Selected passage
*** Begin section ***

I recently found something that may be of concern to some of the readers here.
On her blog, Melody Maxim, former employee of Suspended Animation, provider of "standby services" for Cryonics Institute customers, describes several examples of gross incompetence in providing those services. Specifically, spending large amounts of money on designing and manufacturing novel perfusion equipment when cheaper, more effective devices that could be adapted to serve their purposes already existed, hiring laymen to perform difficult medical procedures who then botched them, and even finding themselves unable to get their equipment loaded onto a plane because it exceeded the weight limit.
An excerpt from one of her posts, "Why I Believe Cryonics Should Be Regulated":
It is no longer possible for me to believe what I witnessed was an isolated bit of corruption, and the picture gets bigger, by the year...
For forty years, cryonics "research" has primarily consisted of laymen attempting to build equipment that already exists, and laymen trying to train other laymen how to perform the tasks of paramedics, perfusionists, and vascular surgeons...much of this time with the benefactors having ample funding to provide the real thing, in regard to both equipment and personnel. Organizations such as Alcor and Suspended Animation, which want to charge $60,000 to $150,000, (not to mention other extra charges, or years worth of membership dues), are not capable of preserving brains and/or bodies in a condition likely to be viable in the future. People associated with these companies, have been known to encourage people, not only to leave hefty life insurance policies with their organizations listed as the beneficiaries, to pay for these amateur surgical procedures, but to leave their estates and irrevocable trusts to cryonics organizations.
...

*** End section ***

Exercise tasks
[a] Using the excerpt in the cryonics post, explain why it presents the long reliance on laymen as avoidable.
[b] Answer these questions about the cryonics post:
(i) Whose customers does Suspended Animation provide "standby services" for?
(ii) What is the title of the blog post the excerpt comes from?
(iii) What price range does the excerpt say Alcor and Suspended Animation want to charge?
[c] Resume the cryonics post after its final sentence and write the next part.
The data has no connection to the cryonics post.

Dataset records

*** Begin section ***

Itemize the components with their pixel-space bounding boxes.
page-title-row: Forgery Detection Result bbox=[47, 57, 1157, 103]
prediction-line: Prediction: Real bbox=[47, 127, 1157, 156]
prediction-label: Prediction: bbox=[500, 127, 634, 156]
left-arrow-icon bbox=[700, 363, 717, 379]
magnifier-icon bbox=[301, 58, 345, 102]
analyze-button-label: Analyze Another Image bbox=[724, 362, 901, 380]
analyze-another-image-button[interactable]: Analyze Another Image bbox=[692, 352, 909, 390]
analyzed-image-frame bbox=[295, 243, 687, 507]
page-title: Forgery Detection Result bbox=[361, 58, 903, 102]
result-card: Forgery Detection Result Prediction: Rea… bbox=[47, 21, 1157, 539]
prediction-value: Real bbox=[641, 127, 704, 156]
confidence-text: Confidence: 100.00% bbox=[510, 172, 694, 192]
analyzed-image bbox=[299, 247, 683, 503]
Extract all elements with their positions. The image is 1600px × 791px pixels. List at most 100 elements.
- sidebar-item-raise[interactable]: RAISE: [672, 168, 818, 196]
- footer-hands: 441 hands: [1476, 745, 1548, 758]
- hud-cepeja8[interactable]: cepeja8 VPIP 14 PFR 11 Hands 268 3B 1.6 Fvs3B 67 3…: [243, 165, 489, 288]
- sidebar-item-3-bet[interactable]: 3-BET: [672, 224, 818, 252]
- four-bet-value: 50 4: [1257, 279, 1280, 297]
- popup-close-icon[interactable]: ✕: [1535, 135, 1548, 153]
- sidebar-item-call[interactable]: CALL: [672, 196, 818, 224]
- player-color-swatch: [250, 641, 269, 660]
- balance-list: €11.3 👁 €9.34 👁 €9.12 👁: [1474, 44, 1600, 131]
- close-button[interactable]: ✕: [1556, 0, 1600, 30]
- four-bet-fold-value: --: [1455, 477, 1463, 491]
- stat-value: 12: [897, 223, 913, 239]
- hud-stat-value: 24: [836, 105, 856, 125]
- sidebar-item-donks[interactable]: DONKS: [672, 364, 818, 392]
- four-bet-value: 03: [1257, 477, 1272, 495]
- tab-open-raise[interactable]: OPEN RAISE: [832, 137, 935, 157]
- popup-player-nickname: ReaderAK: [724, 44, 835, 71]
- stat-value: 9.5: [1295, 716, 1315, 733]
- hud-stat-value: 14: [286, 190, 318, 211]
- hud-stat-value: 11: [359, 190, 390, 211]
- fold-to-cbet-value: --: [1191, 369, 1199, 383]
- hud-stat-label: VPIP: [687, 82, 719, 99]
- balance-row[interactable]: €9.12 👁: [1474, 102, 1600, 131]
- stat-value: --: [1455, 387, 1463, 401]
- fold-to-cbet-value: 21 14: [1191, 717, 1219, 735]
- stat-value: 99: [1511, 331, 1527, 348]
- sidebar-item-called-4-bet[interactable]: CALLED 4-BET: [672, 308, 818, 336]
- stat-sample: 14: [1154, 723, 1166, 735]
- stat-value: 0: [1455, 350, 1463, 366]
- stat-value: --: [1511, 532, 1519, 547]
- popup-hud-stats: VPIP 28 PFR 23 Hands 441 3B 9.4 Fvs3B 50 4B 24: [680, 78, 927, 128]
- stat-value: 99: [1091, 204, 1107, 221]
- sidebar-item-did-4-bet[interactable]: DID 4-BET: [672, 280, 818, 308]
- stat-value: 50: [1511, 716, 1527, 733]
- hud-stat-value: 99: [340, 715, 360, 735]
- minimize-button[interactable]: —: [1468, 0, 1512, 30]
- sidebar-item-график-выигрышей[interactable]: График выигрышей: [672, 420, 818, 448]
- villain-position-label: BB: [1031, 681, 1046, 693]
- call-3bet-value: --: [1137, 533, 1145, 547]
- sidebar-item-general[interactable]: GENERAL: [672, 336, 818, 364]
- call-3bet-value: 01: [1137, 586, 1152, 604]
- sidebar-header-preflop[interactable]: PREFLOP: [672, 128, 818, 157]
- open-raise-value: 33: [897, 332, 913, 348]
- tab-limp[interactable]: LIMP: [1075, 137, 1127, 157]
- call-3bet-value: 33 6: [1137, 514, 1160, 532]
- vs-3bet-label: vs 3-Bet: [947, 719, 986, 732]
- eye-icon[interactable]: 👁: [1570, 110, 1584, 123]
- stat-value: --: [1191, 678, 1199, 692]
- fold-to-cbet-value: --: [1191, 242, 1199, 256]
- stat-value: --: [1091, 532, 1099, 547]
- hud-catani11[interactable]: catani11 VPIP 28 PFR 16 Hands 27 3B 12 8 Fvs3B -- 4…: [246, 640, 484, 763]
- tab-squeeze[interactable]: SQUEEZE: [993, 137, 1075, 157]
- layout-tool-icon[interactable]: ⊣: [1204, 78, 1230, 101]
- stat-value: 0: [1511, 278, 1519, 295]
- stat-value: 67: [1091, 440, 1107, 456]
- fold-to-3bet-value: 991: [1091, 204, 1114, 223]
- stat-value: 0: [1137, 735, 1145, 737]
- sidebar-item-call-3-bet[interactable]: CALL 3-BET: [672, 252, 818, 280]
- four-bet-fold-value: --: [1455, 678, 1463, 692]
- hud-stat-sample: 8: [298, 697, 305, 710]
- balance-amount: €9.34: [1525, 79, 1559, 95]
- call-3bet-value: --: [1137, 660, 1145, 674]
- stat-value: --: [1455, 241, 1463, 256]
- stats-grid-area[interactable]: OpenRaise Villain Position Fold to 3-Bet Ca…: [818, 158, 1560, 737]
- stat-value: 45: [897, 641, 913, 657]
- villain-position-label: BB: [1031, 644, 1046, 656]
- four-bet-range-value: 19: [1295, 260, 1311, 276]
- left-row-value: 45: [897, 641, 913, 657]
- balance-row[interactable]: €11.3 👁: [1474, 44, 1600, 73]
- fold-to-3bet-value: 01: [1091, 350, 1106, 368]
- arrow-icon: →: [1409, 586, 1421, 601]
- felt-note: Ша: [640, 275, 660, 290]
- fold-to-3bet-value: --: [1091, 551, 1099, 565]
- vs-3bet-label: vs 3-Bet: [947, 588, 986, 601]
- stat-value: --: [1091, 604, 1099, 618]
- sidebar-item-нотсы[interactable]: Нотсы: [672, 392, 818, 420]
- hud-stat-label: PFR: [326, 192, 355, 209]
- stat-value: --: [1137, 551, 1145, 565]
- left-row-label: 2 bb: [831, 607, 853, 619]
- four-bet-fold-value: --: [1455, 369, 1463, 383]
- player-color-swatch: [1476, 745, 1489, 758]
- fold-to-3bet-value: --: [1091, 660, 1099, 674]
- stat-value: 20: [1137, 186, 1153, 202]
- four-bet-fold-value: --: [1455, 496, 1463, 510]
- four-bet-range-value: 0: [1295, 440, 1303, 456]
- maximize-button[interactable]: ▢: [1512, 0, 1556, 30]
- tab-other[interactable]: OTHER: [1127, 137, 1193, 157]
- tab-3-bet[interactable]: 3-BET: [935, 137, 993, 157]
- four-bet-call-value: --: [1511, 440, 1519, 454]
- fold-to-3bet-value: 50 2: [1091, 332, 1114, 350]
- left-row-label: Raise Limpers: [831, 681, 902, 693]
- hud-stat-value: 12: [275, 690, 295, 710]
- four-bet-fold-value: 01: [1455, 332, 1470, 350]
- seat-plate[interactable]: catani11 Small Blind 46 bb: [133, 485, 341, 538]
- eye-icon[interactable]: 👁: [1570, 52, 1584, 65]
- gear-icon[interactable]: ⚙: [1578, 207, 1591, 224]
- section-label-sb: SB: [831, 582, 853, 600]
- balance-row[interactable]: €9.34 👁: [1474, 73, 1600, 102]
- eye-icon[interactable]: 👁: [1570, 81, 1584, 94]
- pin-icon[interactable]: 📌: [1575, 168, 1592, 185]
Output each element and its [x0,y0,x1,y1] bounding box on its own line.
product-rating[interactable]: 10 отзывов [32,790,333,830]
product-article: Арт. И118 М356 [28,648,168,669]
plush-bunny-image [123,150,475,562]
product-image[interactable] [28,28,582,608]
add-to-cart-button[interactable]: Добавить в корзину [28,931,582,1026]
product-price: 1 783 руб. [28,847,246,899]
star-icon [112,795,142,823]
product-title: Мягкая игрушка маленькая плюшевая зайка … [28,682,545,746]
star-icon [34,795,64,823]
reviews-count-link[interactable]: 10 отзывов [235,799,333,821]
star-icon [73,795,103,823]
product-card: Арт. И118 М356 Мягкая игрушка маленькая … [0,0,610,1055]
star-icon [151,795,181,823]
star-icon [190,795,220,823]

*** End section ***

List of answers
[a] The excerpt says that for much of those forty years, the benefactors had ample funding to provide the real thing. That meant proper equipment and proper personnel were within reach, but laymen still built existing equipment and trained other laymen.

[b]
(i) Cryonics Institute customers
(ii) "Why I Believe Cryonics Should Be Regulated"
(iii) $60,000 to $150,000

[c]
Again, I have no problem with people receiving their last wishes. If people want to be cryopreserved, I think they should have that right. BUT...companies should not be allowed to deceive people who wish to be cryopreserved. They should not be allowed to publish photos of what looks like medical professionals performing surgery, but in actuality, is a group of laymen playing doctor with a dead body...people whose incompetency will result in their clients being left warm (and decaying), for many hours while they struggle to perform a vascular cannulation, or people whose brains will be underperfused or turned to mush, by laymen who have no idea how to properly and safely operate a perfusion circuit. Cryonics companies should not be allowed to refer to laymen as "Chief Surgeon," "Surgeon," "Perfusionist," when these people hold no medical credentials.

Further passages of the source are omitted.